++++ Excerpted data ++++

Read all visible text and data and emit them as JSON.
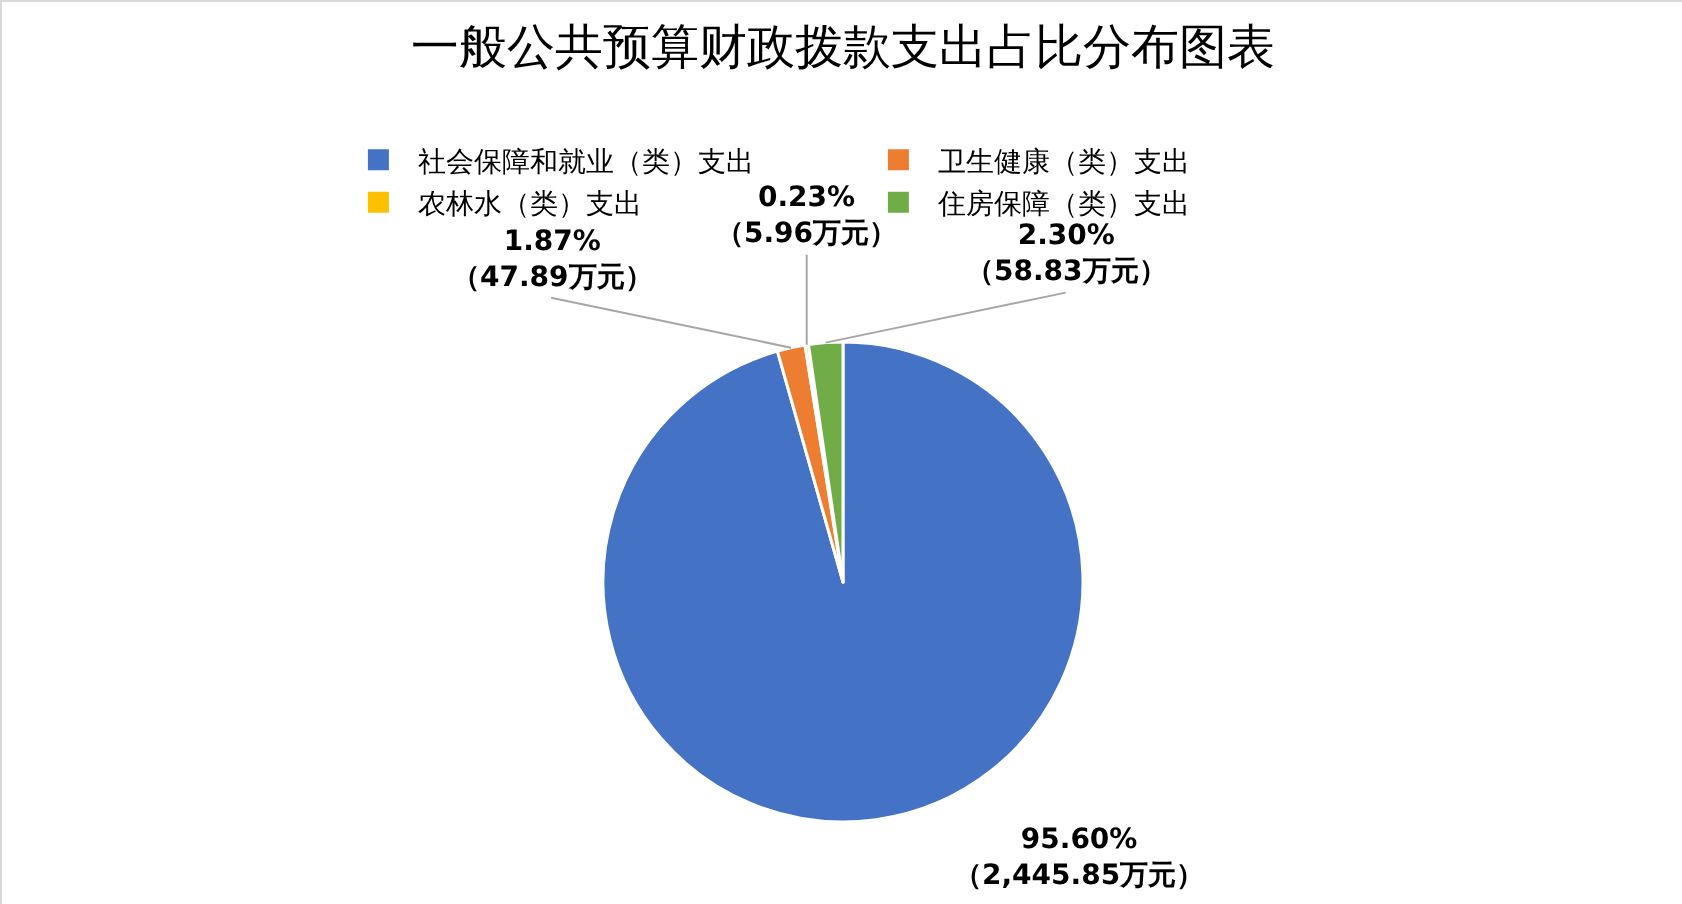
{
  "chart_data": {
    "type": "pie",
    "title": "一般公共预算财政拨款支出占比分布图表",
    "categories": [
      "社会保障和就业（类）支出",
      "卫生健康（类）支出",
      "农林水（类）支出",
      "住房保障（类）支出"
    ],
    "values": [
      2445.85,
      47.89,
      5.96,
      58.83
    ],
    "colors": [
      "#4472c4",
      "#ed7d31",
      "#ffc000",
      "#70ad47"
    ],
    "value_labels": [
      "95.60%\n（2,445.85万元）",
      "1.87%\n（47.89万元）",
      "0.23%\n（5.96万元）",
      "2.30%\n（58.83万元）"
    ],
    "legend": "top"
  }
}
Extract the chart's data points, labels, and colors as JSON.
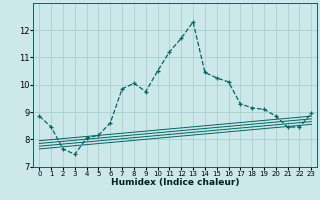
{
  "xlabel": "Humidex (Indice chaleur)",
  "ylabel": "",
  "bg_color": "#cce8e8",
  "grid_color": "#aacfcf",
  "line_color": "#006666",
  "xlim": [
    -0.5,
    23.5
  ],
  "ylim": [
    7,
    13
  ],
  "yticks": [
    7,
    8,
    9,
    10,
    11,
    12
  ],
  "xticks": [
    0,
    1,
    2,
    3,
    4,
    5,
    6,
    7,
    8,
    9,
    10,
    11,
    12,
    13,
    14,
    15,
    16,
    17,
    18,
    19,
    20,
    21,
    22,
    23
  ],
  "main_x": [
    0,
    1,
    2,
    3,
    4,
    5,
    6,
    7,
    8,
    9,
    10,
    11,
    12,
    13,
    14,
    15,
    16,
    17,
    18,
    19,
    20,
    21,
    22,
    23
  ],
  "main_y": [
    8.85,
    8.45,
    7.65,
    7.45,
    8.05,
    8.15,
    8.6,
    9.85,
    10.05,
    9.75,
    10.5,
    11.2,
    11.7,
    12.3,
    10.45,
    10.25,
    10.1,
    9.3,
    9.15,
    9.1,
    8.85,
    8.45,
    8.45,
    8.95
  ],
  "line1_y": [
    7.95,
    8.85
  ],
  "line2_y": [
    7.85,
    8.75
  ],
  "line3_y": [
    7.75,
    8.65
  ],
  "line4_y": [
    7.65,
    8.55
  ]
}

++++

▸ **To do**:
Leave the pictures out and reproduce all of the records exactly.

▸ **Answer**:
Read all visible text and data and emit them as JSON.
{
  "chart_data": {
    "type": "pie",
    "title": "一般公共预算财政拨款支出占比分布图表",
    "categories": [
      "社会保障和就业（类）支出",
      "卫生健康（类）支出",
      "农林水（类）支出",
      "住房保障（类）支出"
    ],
    "values": [
      2445.85,
      47.89,
      5.96,
      58.83
    ],
    "colors": [
      "#4472c4",
      "#ed7d31",
      "#ffc000",
      "#70ad47"
    ],
    "value_labels": [
      "95.60%\n（2,445.85万元）",
      "1.87%\n（47.89万元）",
      "0.23%\n（5.96万元）",
      "2.30%\n（58.83万元）"
    ],
    "legend": "top"
  }
}
Extract the chart's data points, labels, and colors as JSON.
{
  "xlabel": "Humidex (Indice chaleur)",
  "ylabel": "",
  "bg_color": "#cce8e8",
  "grid_color": "#aacfcf",
  "line_color": "#006666",
  "xlim": [
    -0.5,
    23.5
  ],
  "ylim": [
    7,
    13
  ],
  "yticks": [
    7,
    8,
    9,
    10,
    11,
    12
  ],
  "xticks": [
    0,
    1,
    2,
    3,
    4,
    5,
    6,
    7,
    8,
    9,
    10,
    11,
    12,
    13,
    14,
    15,
    16,
    17,
    18,
    19,
    20,
    21,
    22,
    23
  ],
  "main_x": [
    0,
    1,
    2,
    3,
    4,
    5,
    6,
    7,
    8,
    9,
    10,
    11,
    12,
    13,
    14,
    15,
    16,
    17,
    18,
    19,
    20,
    21,
    22,
    23
  ],
  "main_y": [
    8.85,
    8.45,
    7.65,
    7.45,
    8.05,
    8.15,
    8.6,
    9.85,
    10.05,
    9.75,
    10.5,
    11.2,
    11.7,
    12.3,
    10.45,
    10.25,
    10.1,
    9.3,
    9.15,
    9.1,
    8.85,
    8.45,
    8.45,
    8.95
  ],
  "line1_y": [
    7.95,
    8.85
  ],
  "line2_y": [
    7.85,
    8.75
  ],
  "line3_y": [
    7.75,
    8.65
  ],
  "line4_y": [
    7.65,
    8.55
  ]
}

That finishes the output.